The records below must be written out exactly, with every picture left behind.
....
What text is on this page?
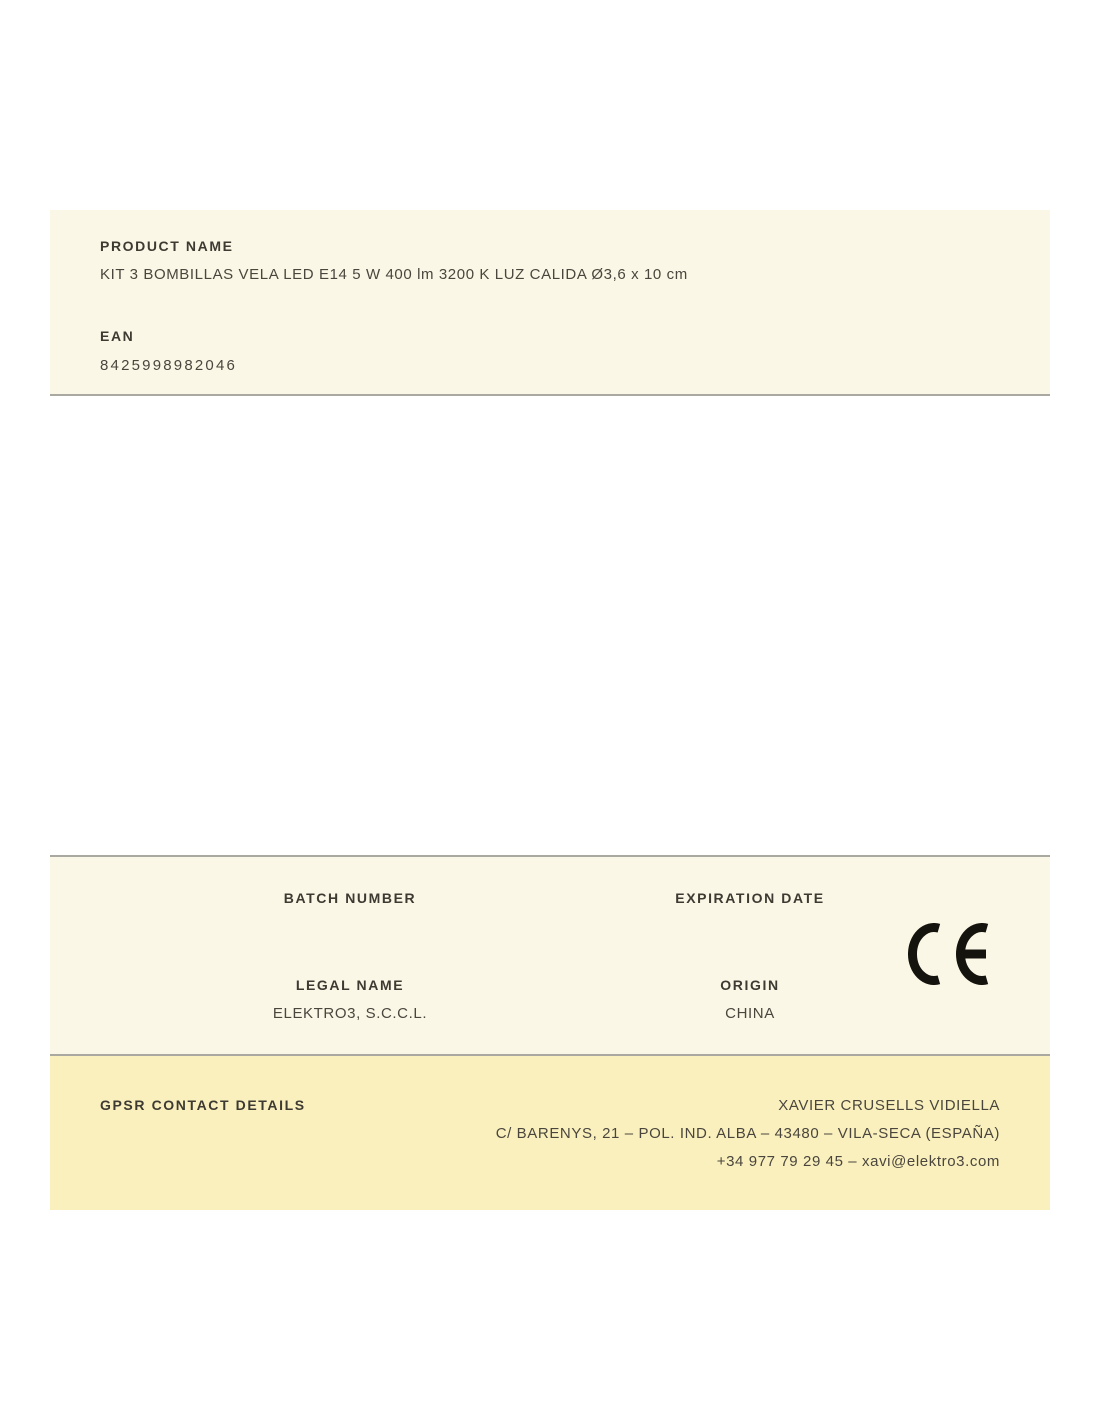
PRODUCT NAME
KIT 3 BOMBILLAS VELA LED E14 5 W 400 lm 3200 K LUZ CALIDA Ø3,6 x 10 cm
EAN
8425998982046
BATCH NUMBER	EXPIRATION DATE
LEGAL NAME	ORIGIN
ELEKTRO3, S.C.C.L.	CHINA
GPSR CONTACT DETAILS	XAVIER CRUSELLS VIDIELLA
C/ BARENYS, 21 – POL. IND. ALBA – 43480 – VILA-SECA (ESPAÑA)
+34 977 79 29 45 – xavi@elektro3.com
....
**Exercise result**
What text is on this page?
PRODUCT NAME
KIT 3 BOMBILLAS VELA LED E14 5 W 400 lm 3200 K LUZ CALIDA Ø3,6 x 10 cm
EAN
8425998982046
BATCH NUMBER	EXPIRATION DATE
LEGAL NAME	ORIGIN
ELEKTRO3, S.C.C.L.	CHINA
GPSR CONTACT DETAILS	XAVIER CRUSELLS VIDIELLA
C/ BARENYS, 21 – POL. IND. ALBA – 43480 – VILA-SECA (ESPAÑA)
+34 977 79 29 45 – xavi@elektro3.com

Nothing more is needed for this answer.